Short exercise =>
Skip any picture you find and retype all the remaining lines exactly.

[Collected data entries]
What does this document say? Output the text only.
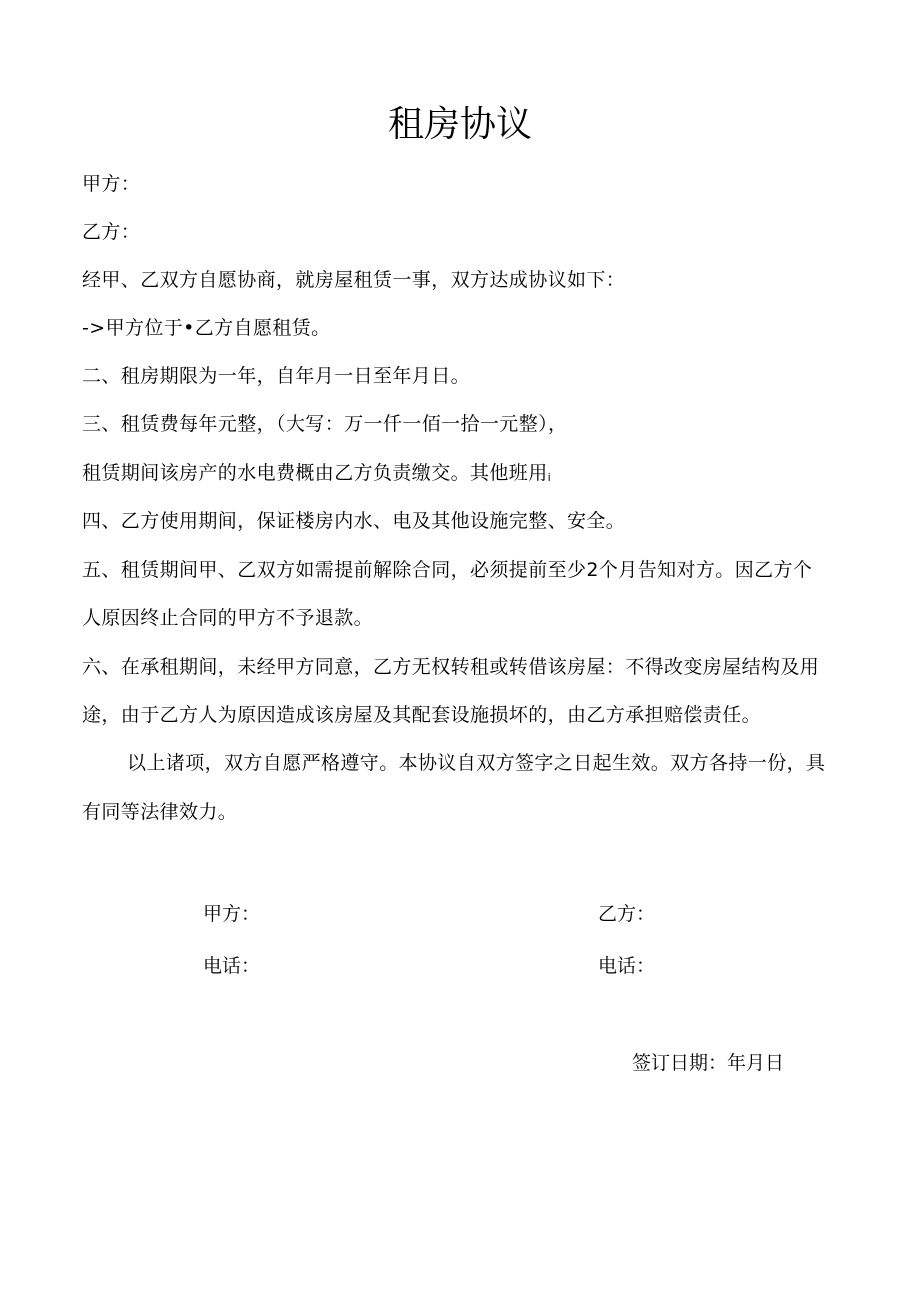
租房协议
甲方：
乙方：
经甲、乙双方自愿协商，就房屋租赁一事，双方达成协议如下：
->甲方位于•乙方自愿租赁。
二、租房期限为一年，自年月一日至年月日。
三、租赁费每年元整，（大写：万一仟一佰一拾一元整），
租赁期间该房产的水电费概由乙方负责缴交。其他班用i
四、乙方使用期间，保证楼房内水、电及其他设施完整、安全。
五、租赁期间甲、乙双方如需提前解除合同，必须提前至少2个月告知对方。因乙方个
人原因终止合同的甲方不予退款。
六、在承租期间，未经甲方同意，乙方无权转租或转借该房屋：不得改变房屋结构及用
途，由于乙方人为原因造成该房屋及其配套设施损坏的，由乙方承担赔偿责任。
以上诸项，双方自愿严格遵守。本协议自双方签字之日起生效。双方各持一份，具
有同等法律效力。
甲方：	乙方：
电话：	电话：
签订日期：年月日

Final result =>
What does this document say? Output the text only.
租房协议
甲方：
乙方：
经甲、乙双方自愿协商，就房屋租赁一事，双方达成协议如下：
->甲方位于•乙方自愿租赁。
二、租房期限为一年，自年月一日至年月日。
三、租赁费每年元整，（大写：万一仟一佰一拾一元整），
租赁期间该房产的水电费概由乙方负责缴交。其他班用i
四、乙方使用期间，保证楼房内水、电及其他设施完整、安全。
五、租赁期间甲、乙双方如需提前解除合同，必须提前至少2个月告知对方。因乙方个
人原因终止合同的甲方不予退款。
六、在承租期间，未经甲方同意，乙方无权转租或转借该房屋：不得改变房屋结构及用
途，由于乙方人为原因造成该房屋及其配套设施损坏的，由乙方承担赔偿责任。
以上诸项，双方自愿严格遵守。本协议自双方签字之日起生效。双方各持一份，具
有同等法律效力。
甲方：	乙方：
电话：	电话：
签订日期：年月日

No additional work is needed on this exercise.